* [Prompt] Scan the data. Collect each line that contains the word "colors".

——————

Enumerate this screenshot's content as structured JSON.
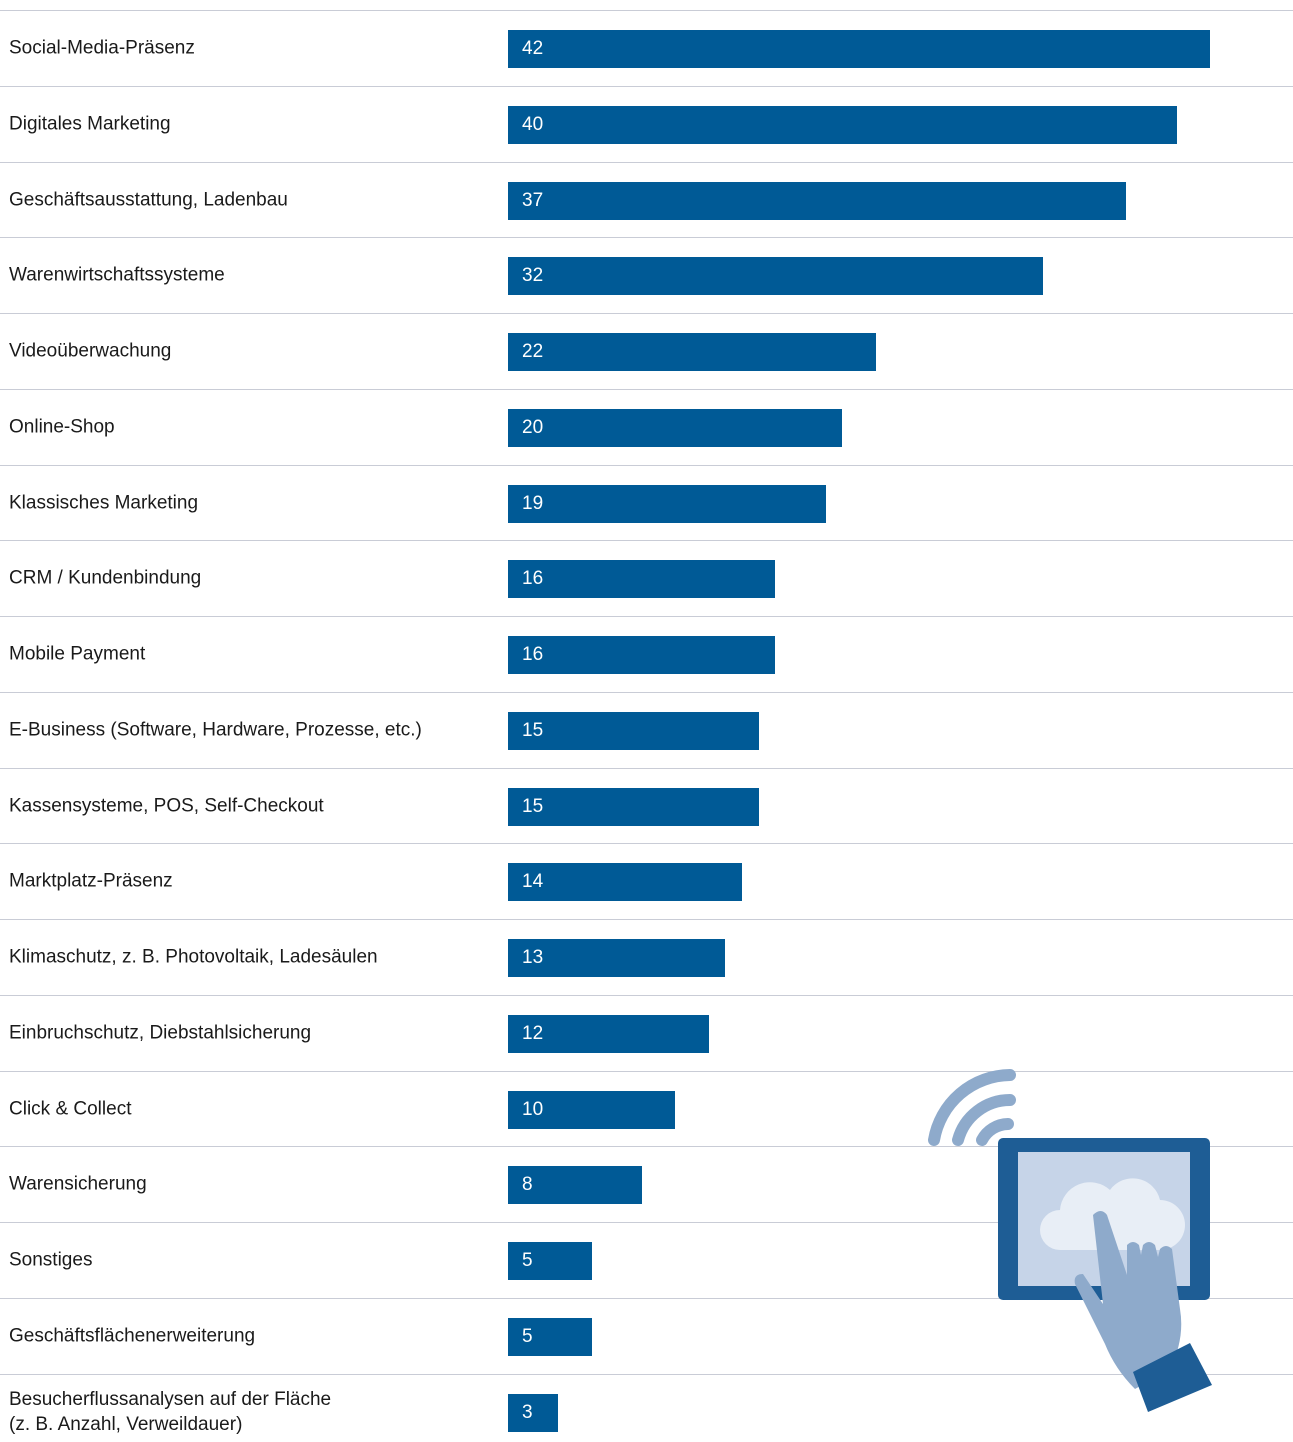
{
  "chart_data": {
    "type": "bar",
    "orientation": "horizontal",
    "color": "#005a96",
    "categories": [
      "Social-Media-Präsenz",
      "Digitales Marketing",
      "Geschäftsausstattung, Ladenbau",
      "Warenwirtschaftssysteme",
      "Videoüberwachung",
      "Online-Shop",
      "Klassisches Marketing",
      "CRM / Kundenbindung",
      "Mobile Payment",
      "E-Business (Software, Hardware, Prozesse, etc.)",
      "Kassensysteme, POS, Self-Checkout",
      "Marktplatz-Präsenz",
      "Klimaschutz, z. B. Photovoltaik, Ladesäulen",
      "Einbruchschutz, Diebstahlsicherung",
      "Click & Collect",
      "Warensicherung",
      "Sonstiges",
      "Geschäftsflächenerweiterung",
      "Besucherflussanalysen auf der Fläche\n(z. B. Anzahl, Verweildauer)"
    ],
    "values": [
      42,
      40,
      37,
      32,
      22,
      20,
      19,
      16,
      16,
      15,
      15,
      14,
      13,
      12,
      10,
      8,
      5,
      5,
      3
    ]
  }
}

——————

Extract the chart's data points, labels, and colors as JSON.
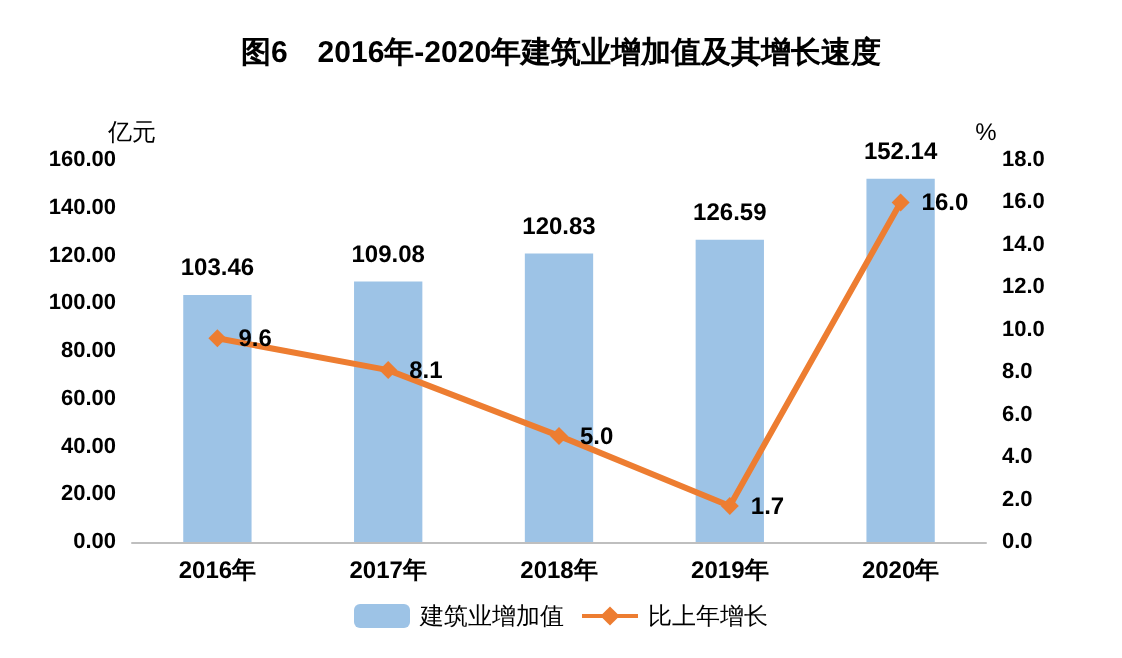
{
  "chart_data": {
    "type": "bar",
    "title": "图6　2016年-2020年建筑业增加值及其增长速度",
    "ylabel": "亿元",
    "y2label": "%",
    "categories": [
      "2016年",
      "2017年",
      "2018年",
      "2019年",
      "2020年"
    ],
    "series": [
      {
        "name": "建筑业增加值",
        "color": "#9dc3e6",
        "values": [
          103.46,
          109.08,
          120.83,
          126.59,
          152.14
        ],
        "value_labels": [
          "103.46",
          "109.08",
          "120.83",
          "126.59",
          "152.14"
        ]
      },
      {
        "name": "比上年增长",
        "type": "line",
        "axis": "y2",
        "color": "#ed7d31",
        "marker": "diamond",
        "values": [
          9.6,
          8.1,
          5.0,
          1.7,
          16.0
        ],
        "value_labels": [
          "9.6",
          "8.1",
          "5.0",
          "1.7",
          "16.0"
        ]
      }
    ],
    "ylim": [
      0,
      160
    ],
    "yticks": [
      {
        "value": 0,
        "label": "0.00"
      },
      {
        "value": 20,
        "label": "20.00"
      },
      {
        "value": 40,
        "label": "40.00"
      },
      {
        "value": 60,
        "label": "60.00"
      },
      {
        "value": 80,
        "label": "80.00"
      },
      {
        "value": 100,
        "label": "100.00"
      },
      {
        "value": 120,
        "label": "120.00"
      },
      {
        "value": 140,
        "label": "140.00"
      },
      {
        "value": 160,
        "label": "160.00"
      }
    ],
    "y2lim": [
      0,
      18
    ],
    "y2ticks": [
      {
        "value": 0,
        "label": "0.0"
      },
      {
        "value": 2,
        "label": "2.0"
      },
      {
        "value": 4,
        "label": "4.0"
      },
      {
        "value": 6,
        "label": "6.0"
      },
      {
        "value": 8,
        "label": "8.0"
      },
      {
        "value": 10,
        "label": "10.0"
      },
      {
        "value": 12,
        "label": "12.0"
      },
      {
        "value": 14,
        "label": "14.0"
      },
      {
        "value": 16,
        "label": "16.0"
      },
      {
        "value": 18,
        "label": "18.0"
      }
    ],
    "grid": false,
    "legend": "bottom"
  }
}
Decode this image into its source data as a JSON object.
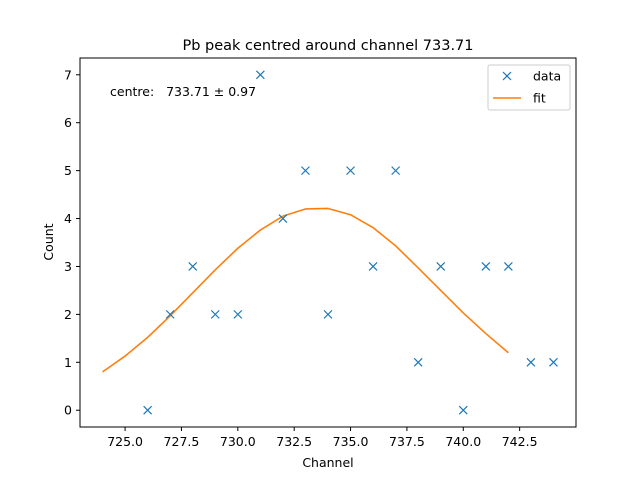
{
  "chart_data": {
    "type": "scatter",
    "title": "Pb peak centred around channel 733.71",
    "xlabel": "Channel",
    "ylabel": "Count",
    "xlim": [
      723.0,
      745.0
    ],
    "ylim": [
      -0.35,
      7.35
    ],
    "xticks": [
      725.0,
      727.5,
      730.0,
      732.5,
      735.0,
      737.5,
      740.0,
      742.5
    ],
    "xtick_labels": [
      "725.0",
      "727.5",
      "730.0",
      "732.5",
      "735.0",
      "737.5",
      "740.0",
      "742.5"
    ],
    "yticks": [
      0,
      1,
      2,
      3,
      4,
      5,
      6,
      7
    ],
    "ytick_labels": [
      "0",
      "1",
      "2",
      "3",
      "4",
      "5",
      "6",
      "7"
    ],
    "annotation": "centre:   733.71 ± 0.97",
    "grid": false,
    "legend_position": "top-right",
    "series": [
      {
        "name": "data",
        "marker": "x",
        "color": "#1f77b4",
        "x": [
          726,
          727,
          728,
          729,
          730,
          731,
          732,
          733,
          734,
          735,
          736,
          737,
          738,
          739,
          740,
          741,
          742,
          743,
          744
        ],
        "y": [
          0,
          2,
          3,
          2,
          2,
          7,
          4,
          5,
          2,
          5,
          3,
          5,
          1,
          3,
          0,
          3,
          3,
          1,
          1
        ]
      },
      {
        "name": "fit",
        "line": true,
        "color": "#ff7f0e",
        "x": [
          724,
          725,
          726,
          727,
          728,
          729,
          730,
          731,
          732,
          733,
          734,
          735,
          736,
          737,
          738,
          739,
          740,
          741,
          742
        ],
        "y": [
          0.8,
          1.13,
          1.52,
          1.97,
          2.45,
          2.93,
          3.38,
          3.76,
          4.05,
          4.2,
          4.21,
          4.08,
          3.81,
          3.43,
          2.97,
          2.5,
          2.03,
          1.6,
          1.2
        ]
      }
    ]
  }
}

——————

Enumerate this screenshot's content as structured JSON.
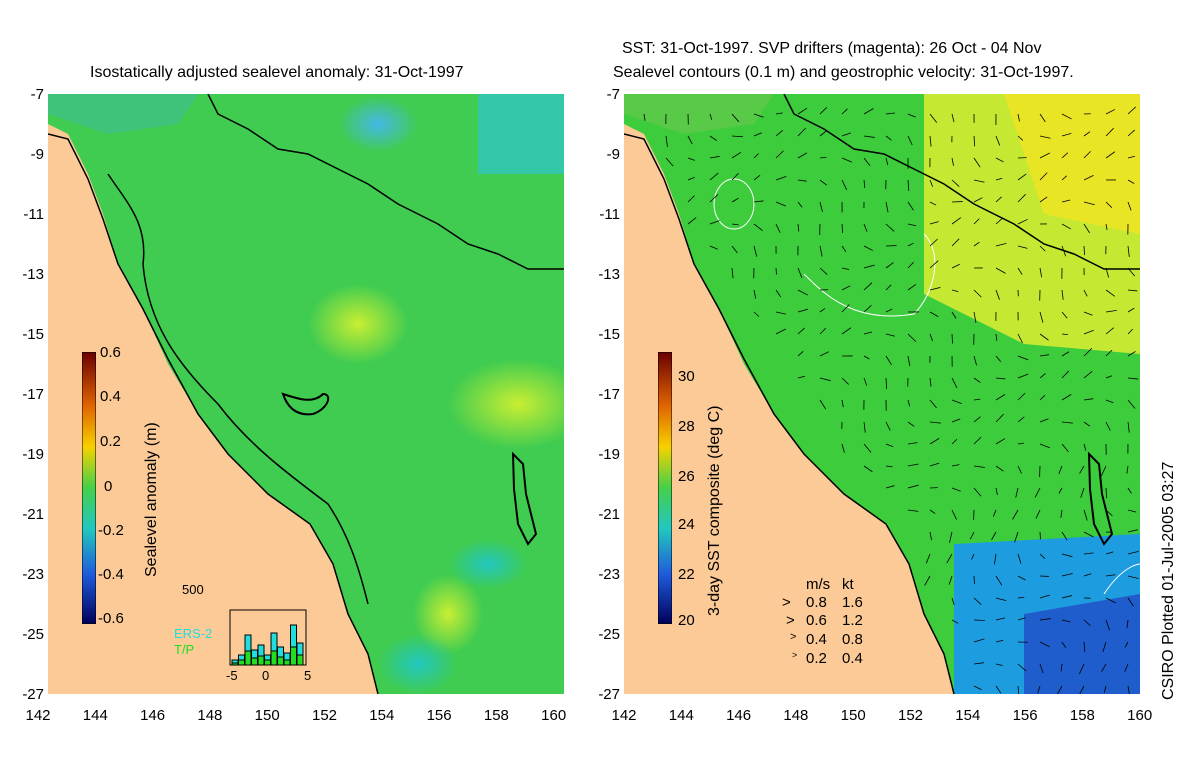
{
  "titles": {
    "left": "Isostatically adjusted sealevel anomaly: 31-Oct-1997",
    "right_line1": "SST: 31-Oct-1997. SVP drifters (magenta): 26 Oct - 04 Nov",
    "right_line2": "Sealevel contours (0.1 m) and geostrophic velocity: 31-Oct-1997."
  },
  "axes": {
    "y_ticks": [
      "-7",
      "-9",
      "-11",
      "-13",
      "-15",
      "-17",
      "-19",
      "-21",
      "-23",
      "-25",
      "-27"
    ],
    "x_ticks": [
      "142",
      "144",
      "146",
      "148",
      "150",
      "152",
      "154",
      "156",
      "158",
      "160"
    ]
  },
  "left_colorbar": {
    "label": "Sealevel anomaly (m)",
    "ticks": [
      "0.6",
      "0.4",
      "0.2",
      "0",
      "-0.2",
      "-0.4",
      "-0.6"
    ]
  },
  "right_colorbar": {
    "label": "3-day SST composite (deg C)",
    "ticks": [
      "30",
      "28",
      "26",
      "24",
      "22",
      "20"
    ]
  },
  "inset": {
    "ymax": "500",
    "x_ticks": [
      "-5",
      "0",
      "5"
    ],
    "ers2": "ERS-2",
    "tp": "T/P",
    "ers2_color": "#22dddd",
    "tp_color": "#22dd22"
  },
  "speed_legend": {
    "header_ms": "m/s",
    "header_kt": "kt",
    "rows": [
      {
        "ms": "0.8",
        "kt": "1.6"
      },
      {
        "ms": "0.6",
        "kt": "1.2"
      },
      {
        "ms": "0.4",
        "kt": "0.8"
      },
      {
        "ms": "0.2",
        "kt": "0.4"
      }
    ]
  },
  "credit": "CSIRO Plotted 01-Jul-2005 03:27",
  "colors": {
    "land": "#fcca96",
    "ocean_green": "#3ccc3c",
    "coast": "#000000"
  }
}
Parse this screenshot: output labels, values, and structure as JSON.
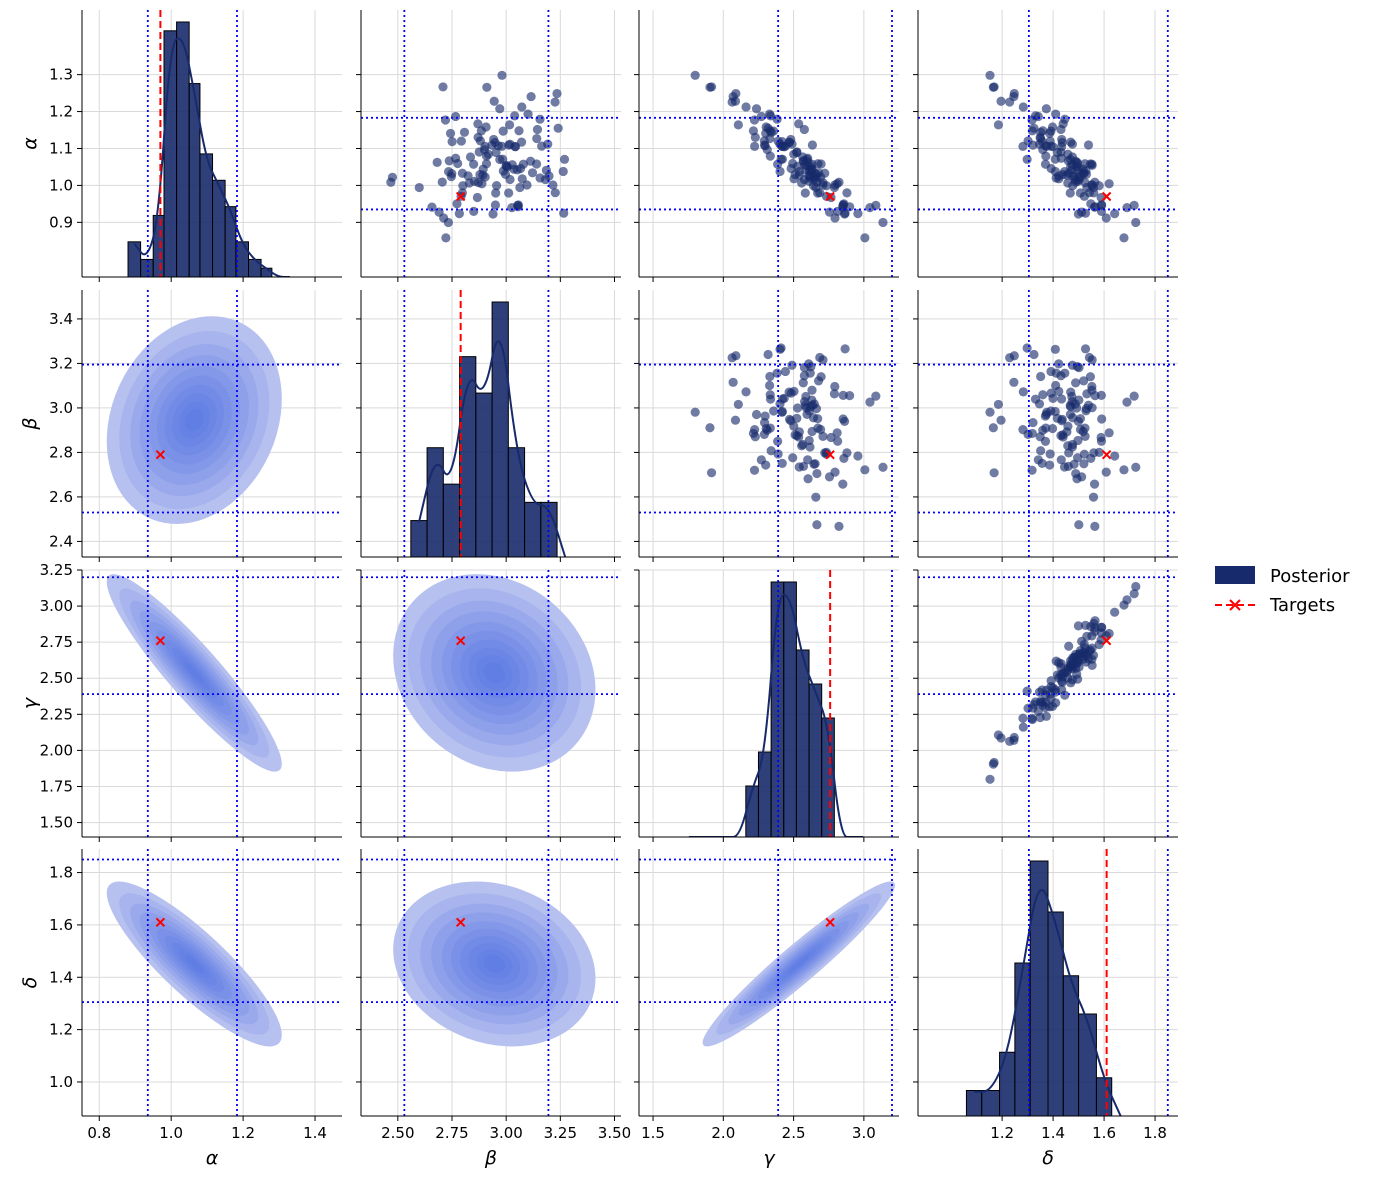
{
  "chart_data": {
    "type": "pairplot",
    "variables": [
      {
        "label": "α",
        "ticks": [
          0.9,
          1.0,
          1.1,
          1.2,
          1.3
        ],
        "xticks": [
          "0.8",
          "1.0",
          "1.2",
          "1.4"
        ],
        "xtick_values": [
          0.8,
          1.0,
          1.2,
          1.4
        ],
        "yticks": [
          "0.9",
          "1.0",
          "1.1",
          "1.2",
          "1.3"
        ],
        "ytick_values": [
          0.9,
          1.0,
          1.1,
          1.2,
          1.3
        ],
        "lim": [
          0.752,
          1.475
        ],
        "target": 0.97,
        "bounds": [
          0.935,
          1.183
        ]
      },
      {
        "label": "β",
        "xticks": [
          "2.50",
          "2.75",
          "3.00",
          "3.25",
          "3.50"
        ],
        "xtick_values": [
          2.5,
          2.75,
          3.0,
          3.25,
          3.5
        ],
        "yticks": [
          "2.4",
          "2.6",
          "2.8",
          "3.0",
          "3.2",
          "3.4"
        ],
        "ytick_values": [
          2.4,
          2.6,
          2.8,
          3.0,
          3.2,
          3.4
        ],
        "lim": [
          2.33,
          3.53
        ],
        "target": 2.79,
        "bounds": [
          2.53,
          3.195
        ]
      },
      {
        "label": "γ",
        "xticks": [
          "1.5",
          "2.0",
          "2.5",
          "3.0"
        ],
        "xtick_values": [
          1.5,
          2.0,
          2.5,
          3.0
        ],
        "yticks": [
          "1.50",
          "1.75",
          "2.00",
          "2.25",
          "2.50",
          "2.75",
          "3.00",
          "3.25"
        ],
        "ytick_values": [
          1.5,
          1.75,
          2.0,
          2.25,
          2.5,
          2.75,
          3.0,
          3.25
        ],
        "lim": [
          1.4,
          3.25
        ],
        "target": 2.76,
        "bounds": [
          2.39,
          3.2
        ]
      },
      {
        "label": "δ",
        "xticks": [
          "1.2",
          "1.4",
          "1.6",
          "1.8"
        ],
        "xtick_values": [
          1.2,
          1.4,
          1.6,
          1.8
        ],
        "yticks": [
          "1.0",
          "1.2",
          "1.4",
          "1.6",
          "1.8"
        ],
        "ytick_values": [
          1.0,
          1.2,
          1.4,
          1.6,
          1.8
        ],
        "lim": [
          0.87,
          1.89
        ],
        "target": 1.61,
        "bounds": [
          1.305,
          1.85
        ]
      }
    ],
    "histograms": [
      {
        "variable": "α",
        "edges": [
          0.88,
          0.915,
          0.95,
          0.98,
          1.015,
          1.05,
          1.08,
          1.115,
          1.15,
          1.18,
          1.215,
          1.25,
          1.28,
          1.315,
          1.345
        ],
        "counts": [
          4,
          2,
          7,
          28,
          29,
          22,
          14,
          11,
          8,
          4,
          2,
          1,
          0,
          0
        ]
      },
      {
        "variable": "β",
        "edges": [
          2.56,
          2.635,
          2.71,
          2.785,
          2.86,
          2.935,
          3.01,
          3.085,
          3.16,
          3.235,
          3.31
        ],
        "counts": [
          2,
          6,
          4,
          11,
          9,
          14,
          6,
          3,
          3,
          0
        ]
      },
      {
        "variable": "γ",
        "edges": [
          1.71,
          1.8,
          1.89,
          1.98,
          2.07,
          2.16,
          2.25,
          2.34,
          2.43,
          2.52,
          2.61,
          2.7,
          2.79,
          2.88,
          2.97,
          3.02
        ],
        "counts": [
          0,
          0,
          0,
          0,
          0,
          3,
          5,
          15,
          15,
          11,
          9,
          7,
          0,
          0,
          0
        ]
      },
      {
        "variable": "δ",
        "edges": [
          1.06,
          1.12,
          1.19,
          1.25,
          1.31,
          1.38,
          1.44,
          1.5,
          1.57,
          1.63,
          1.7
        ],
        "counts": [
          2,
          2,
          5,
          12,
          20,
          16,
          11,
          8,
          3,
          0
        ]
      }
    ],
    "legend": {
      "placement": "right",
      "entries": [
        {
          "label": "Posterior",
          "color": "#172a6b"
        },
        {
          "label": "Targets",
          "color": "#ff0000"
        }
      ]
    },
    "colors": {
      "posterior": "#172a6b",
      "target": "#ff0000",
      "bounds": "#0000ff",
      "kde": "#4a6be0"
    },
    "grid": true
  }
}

——————

* [Result of this task]
Extract the chart's data points, labels, and colors as JSON.
  "colors": {
    "colors": {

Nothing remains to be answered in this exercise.